EXERCISE DETAILS:
Pull out every line from the listing that has the word "німого".

Data records:
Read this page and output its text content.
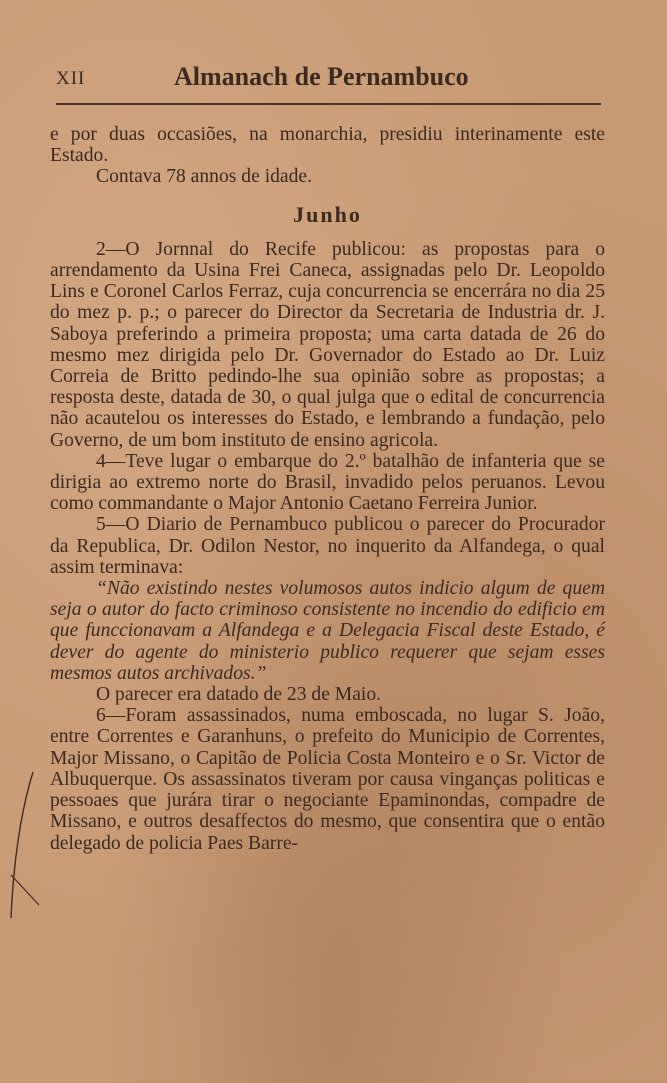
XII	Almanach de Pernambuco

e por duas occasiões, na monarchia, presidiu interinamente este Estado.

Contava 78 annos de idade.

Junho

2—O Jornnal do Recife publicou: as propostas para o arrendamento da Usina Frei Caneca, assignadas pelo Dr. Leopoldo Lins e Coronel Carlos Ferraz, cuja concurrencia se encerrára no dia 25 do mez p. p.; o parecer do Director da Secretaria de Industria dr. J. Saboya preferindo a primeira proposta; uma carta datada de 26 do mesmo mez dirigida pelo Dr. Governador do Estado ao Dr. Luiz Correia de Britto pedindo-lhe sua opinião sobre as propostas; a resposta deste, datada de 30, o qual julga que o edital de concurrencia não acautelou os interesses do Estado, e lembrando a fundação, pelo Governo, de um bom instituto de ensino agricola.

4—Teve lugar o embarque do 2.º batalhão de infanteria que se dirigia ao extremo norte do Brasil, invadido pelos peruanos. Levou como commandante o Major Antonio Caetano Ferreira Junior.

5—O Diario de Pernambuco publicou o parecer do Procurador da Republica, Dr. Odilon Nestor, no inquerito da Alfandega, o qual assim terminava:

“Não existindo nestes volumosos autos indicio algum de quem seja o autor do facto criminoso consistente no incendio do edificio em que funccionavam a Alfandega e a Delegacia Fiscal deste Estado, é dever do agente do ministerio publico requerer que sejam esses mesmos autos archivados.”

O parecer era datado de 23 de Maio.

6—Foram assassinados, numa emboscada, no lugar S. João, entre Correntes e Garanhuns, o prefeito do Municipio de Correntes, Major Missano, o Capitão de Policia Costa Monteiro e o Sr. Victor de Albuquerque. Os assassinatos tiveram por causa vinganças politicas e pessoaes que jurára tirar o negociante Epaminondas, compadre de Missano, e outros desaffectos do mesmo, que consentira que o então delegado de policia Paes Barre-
--
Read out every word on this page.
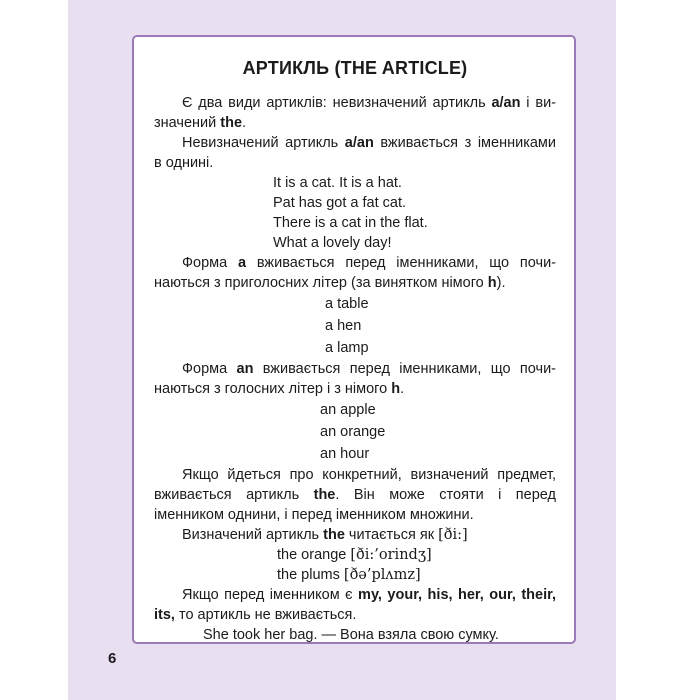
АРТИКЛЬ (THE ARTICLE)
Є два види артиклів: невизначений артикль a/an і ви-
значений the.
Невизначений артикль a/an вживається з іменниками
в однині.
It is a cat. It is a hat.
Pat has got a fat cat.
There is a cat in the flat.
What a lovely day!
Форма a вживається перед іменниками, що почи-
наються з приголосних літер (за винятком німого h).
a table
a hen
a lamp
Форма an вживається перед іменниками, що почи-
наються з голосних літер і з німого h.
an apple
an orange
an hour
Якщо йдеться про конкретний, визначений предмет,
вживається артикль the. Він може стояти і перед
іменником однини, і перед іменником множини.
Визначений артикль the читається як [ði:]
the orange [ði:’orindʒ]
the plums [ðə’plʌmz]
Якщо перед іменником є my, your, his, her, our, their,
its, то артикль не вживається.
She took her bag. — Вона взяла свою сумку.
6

PROBLEM SOLUTION:
наються з приголосних літер (за винятком німого h).
наються з голосних літер і з німого h.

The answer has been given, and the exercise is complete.